**Work to do**
Word for word, print each line of the listing below; pictures stay out.

(Stored records)

————

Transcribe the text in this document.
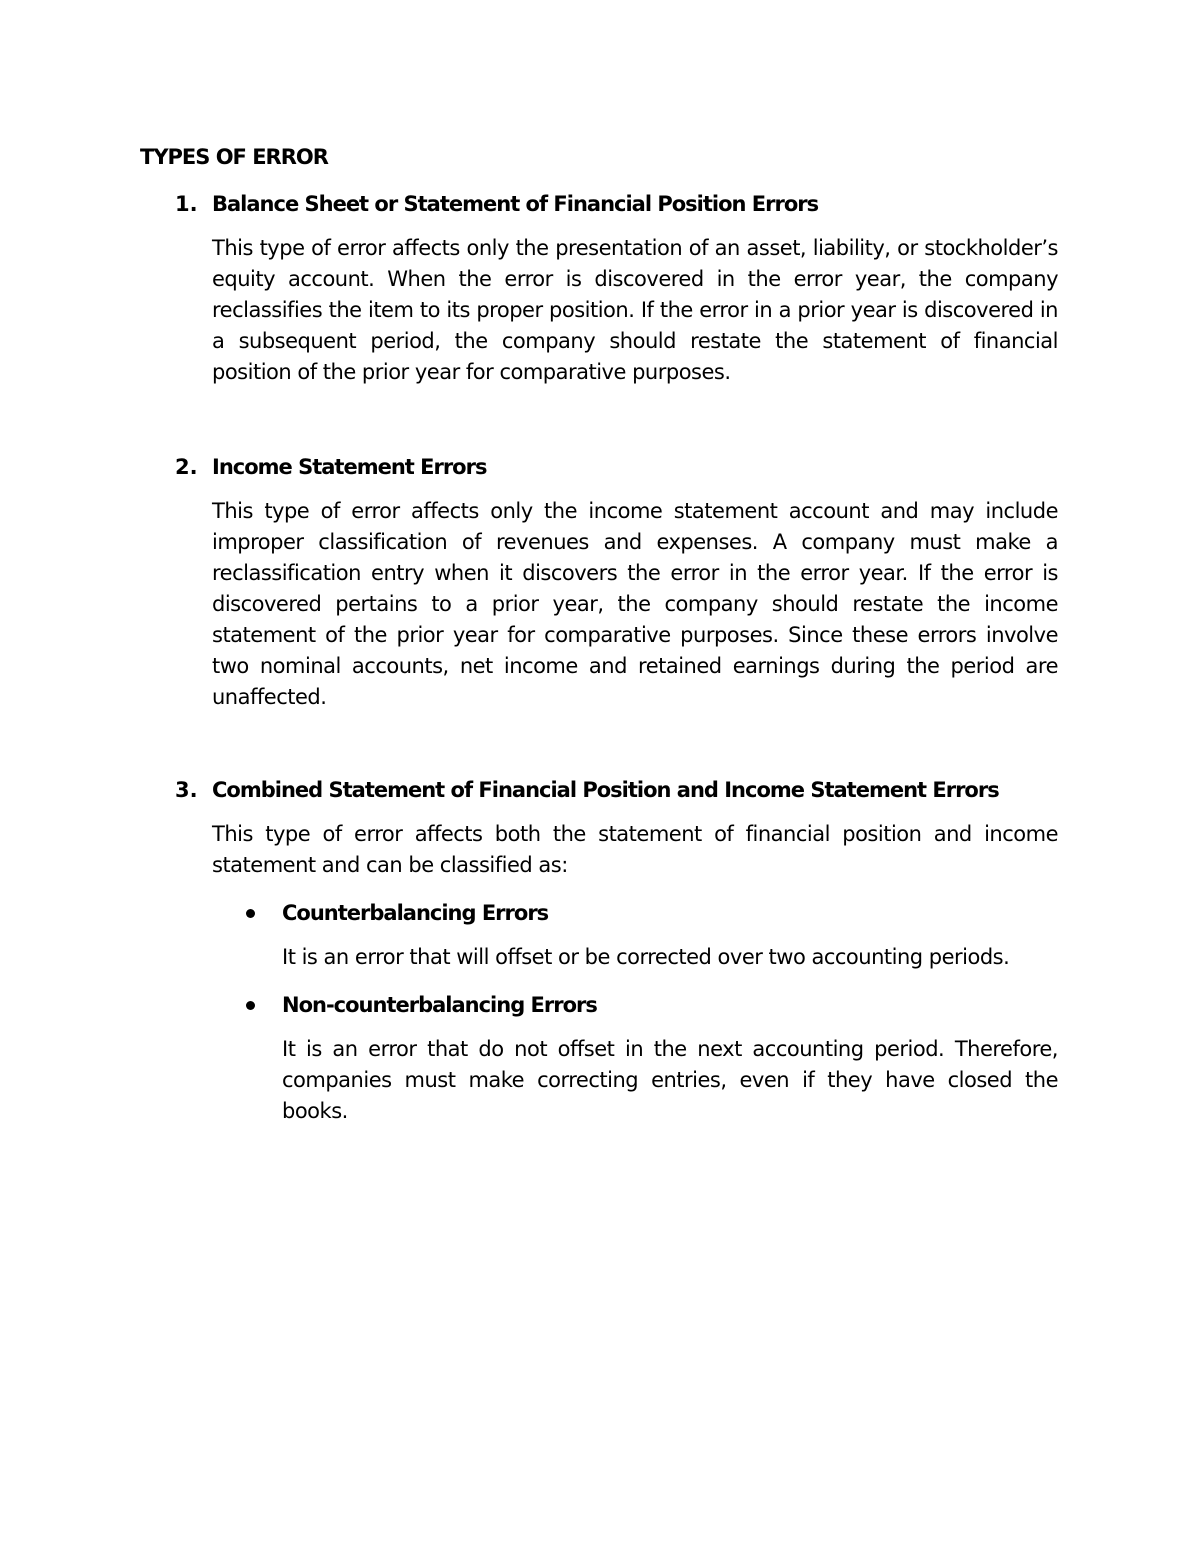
TYPES OF ERROR
1. Balance Sheet or Statement of Financial Position Errors

This type of error affects only the presentation of an asset, liability, or stockholder’s equity account. When the error is discovered in the error year, the company reclassifies the item to its proper position. If the error in a prior year is discovered in a subsequent period, the company should restate the statement of financial position of the prior year for comparative purposes.

2. Income Statement Errors

This type of error affects only the income statement account and may include improper classification of revenues and expenses. A company must make a reclassification entry when it discovers the error in the error year. If the error is discovered pertains to a prior year, the company should restate the income statement of the prior year for comparative purposes. Since these errors involve two nominal accounts, net income and retained earnings during the period are unaffected.

3. Combined Statement of Financial Position and Income Statement Errors

This type of error affects both the statement of financial position and income statement and can be classified as:

Counterbalancing Errors

It is an error that will offset or be corrected over two accounting periods.

Non-counterbalancing Errors

It is an error that do not offset in the next accounting period. Therefore, companies must make correcting entries, even if they have closed the books.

————

**Written response**
Transcribe the text in this document.
TYPES OF ERROR
1. Balance Sheet or Statement of Financial Position Errors

This type of error affects only the presentation of an asset, liability, or stockholder’s equity account. When the error is discovered in the error year, the company reclassifies the item to its proper position. If the error in a prior year is discovered in a subsequent period, the company should restate the statement of financial position of the prior year for comparative purposes.

2. Income Statement Errors

This type of error affects only the income statement account and may include improper classification of revenues and expenses. A company must make a reclassification entry when it discovers the error in the error year. If the error is discovered pertains to a prior year, the company should restate the income statement of the prior year for comparative purposes. Since these errors involve two nominal accounts, net income and retained earnings during the period are unaffected.

3. Combined Statement of Financial Position and Income Statement Errors

This type of error affects both the statement of financial position and income statement and can be classified as:

Counterbalancing Errors

It is an error that will offset or be corrected over two accounting periods.

Non-counterbalancing Errors

It is an error that do not offset in the next accounting period. Therefore, companies must make correcting entries, even if they have closed the books.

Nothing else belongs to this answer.